═════ Provided records

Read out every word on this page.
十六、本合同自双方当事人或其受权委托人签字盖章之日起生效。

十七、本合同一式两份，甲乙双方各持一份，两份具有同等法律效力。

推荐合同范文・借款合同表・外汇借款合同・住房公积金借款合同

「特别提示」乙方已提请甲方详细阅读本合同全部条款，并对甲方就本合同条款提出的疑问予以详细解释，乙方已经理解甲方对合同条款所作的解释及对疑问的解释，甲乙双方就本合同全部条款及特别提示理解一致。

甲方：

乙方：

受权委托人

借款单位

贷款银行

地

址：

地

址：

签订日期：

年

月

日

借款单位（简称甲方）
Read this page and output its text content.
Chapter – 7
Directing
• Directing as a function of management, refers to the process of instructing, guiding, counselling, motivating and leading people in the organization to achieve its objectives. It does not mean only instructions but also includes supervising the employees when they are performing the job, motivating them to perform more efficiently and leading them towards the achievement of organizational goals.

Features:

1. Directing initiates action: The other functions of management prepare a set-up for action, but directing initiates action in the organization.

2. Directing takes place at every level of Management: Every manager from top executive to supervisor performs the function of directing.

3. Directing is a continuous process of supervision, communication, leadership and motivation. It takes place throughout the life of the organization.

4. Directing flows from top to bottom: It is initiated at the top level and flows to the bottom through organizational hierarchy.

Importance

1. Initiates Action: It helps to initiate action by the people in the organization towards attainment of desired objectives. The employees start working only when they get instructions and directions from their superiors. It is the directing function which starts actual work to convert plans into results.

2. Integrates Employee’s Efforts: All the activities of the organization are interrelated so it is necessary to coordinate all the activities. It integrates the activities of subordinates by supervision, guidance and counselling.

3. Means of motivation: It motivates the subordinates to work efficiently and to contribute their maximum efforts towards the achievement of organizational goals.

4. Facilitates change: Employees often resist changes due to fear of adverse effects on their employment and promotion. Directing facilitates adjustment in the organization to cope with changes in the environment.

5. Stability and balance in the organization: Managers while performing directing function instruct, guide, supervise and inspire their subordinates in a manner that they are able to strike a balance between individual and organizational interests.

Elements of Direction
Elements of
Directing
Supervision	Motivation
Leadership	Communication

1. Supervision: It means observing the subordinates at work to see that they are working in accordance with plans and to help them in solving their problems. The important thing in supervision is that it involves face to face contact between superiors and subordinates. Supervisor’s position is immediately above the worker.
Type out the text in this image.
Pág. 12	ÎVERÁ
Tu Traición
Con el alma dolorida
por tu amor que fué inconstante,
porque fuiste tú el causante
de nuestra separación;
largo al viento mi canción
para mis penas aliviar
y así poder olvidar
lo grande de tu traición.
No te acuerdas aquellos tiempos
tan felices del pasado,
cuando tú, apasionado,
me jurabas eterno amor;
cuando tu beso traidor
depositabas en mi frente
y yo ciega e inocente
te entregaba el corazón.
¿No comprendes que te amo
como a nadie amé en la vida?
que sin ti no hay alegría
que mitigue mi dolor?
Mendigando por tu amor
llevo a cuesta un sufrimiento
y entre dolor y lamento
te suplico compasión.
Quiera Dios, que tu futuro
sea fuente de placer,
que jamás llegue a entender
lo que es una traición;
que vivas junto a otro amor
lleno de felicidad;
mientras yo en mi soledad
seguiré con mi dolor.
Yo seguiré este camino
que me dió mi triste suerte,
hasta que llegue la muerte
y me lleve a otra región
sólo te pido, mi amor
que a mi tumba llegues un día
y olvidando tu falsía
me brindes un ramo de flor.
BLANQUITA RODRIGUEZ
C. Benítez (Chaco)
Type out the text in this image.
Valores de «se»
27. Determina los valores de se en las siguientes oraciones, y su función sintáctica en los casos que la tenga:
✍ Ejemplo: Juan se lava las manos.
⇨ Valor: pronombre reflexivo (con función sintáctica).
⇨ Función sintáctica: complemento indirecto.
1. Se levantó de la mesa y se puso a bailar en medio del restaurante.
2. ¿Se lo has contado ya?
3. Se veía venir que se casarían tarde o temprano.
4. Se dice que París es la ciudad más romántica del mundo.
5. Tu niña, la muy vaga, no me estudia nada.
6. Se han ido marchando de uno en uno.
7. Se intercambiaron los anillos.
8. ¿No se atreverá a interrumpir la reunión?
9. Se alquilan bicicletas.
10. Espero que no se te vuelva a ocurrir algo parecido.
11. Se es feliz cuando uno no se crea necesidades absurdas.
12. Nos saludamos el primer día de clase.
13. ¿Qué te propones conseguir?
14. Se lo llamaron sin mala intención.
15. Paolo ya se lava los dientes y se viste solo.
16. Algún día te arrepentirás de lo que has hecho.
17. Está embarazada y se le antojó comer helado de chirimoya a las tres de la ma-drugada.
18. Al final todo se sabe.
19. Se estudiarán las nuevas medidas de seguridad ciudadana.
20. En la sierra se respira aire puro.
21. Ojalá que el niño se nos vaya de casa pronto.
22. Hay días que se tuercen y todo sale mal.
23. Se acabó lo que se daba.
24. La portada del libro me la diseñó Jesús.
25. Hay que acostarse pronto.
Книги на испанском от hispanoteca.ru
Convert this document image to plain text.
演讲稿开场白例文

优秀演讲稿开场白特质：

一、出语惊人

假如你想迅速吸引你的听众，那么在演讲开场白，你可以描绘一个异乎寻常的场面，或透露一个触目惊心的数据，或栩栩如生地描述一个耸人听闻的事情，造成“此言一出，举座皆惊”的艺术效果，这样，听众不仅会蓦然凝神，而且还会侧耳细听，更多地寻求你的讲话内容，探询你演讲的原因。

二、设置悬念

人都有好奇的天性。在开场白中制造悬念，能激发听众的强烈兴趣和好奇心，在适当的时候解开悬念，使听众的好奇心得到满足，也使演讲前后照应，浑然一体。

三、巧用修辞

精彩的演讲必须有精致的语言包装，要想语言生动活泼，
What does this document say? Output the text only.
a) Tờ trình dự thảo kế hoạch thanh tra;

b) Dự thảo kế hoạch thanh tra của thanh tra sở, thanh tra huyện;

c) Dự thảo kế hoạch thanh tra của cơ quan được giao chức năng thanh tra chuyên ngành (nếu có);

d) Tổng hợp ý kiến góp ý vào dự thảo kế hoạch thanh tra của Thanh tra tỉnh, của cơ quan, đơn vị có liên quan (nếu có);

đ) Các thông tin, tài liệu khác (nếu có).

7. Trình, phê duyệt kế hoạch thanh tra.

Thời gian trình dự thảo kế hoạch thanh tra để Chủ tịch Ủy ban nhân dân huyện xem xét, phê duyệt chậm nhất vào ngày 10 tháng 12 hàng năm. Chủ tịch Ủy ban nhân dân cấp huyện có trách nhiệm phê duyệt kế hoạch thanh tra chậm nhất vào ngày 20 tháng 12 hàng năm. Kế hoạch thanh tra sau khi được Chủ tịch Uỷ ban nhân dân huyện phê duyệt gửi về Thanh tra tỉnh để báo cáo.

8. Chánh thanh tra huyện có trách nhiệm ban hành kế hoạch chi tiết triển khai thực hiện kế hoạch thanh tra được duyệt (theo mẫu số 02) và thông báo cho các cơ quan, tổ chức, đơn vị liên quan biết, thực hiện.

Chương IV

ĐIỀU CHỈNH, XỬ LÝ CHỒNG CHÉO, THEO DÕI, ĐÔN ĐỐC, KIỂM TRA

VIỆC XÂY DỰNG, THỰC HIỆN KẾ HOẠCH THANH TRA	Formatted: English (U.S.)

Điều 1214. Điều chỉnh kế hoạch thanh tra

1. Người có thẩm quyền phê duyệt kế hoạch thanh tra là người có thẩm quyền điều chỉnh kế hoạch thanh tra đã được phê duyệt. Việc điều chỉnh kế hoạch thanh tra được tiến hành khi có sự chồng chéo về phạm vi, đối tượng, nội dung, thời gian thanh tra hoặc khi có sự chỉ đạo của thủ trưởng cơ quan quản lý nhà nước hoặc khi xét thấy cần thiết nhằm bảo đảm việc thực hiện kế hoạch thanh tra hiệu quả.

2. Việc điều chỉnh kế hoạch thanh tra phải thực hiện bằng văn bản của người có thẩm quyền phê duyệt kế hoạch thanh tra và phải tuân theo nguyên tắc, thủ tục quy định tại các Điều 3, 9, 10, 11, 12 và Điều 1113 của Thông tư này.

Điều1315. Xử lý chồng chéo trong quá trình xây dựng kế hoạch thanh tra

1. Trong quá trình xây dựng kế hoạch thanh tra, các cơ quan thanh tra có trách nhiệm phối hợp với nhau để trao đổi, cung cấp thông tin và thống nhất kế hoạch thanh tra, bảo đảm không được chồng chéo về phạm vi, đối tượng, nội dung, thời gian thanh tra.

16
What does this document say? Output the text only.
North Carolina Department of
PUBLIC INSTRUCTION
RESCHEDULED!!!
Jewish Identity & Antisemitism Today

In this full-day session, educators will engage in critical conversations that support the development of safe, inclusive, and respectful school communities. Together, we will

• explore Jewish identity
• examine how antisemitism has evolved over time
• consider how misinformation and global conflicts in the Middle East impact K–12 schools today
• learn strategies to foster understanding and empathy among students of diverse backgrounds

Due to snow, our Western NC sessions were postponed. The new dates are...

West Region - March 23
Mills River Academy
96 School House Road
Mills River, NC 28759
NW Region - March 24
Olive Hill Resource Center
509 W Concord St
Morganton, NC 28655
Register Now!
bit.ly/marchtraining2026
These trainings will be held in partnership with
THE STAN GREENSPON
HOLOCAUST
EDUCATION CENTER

══════════

§ Work instructions: Above are records; say how many of their lines contain the word "pronto", giving only the number.

§ Solution below: 2